### GIVEN EXERCISE
Output the material below in its entirety, exactly as given.

### PROVIDED RECORDS
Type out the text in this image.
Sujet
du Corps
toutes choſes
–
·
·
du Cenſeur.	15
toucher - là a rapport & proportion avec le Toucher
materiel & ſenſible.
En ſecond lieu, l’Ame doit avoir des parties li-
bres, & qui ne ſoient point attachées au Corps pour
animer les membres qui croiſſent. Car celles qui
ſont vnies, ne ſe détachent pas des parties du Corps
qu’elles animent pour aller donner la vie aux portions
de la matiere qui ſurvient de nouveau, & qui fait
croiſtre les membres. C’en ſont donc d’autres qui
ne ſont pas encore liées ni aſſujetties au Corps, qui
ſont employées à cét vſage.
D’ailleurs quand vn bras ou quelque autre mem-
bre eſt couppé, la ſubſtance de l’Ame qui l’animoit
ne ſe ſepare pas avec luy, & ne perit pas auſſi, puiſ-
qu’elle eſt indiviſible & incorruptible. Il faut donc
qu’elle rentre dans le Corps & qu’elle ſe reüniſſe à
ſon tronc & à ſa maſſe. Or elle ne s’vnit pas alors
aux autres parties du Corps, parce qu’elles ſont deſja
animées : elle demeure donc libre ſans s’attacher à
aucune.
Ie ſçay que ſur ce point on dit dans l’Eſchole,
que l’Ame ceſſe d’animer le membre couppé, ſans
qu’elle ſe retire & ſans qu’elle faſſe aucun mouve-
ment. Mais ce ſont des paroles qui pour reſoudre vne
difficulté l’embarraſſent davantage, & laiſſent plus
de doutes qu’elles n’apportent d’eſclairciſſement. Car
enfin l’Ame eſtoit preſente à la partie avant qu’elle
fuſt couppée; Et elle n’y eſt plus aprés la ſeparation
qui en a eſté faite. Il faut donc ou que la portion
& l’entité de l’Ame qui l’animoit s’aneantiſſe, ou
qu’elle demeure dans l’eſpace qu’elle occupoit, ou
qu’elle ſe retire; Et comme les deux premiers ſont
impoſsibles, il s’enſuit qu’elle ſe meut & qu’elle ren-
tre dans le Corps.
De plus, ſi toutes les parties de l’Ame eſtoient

### THE OUTPUT
Type out the text in this image.
Sujet
du Corps
toutes choſes
–
·
·
du Cenſeur.	15
toucher - là a rapport & proportion avec le Toucher
materiel & ſenſible.
En ſecond lieu, l’Ame doit avoir des parties li-
bres, & qui ne ſoient point attachées au Corps pour
animer les membres qui croiſſent. Car celles qui
ſont vnies, ne ſe détachent pas des parties du Corps
qu’elles animent pour aller donner la vie aux portions
de la matiere qui ſurvient de nouveau, & qui fait
croiſtre les membres. C’en ſont donc d’autres qui
ne ſont pas encore liées ni aſſujetties au Corps, qui
ſont employées à cét vſage.
D’ailleurs quand vn bras ou quelque autre mem-
bre eſt couppé, la ſubſtance de l’Ame qui l’animoit
ne ſe ſepare pas avec luy, & ne perit pas auſſi, puiſ-
qu’elle eſt indiviſible & incorruptible. Il faut donc
qu’elle rentre dans le Corps & qu’elle ſe reüniſſe à
ſon tronc & à ſa maſſe. Or elle ne s’vnit pas alors
aux autres parties du Corps, parce qu’elles ſont deſja
animées : elle demeure donc libre ſans s’attacher à
aucune.
Ie ſçay que ſur ce point on dit dans l’Eſchole,
que l’Ame ceſſe d’animer le membre couppé, ſans
qu’elle ſe retire & ſans qu’elle faſſe aucun mouve-
ment. Mais ce ſont des paroles qui pour reſoudre vne
difficulté l’embarraſſent davantage, & laiſſent plus
de doutes qu’elles n’apportent d’eſclairciſſement. Car
enfin l’Ame eſtoit preſente à la partie avant qu’elle
fuſt couppée; Et elle n’y eſt plus aprés la ſeparation
qui en a eſté faite. Il faut donc ou que la portion
& l’entité de l’Ame qui l’animoit s’aneantiſſe, ou
qu’elle demeure dans l’eſpace qu’elle occupoit, ou
qu’elle ſe retire; Et comme les deux premiers ſont
impoſsibles, il s’enſuit qu’elle ſe meut & qu’elle ren-
tre dans le Corps.
De plus, ſi toutes les parties de l’Ame eſtoient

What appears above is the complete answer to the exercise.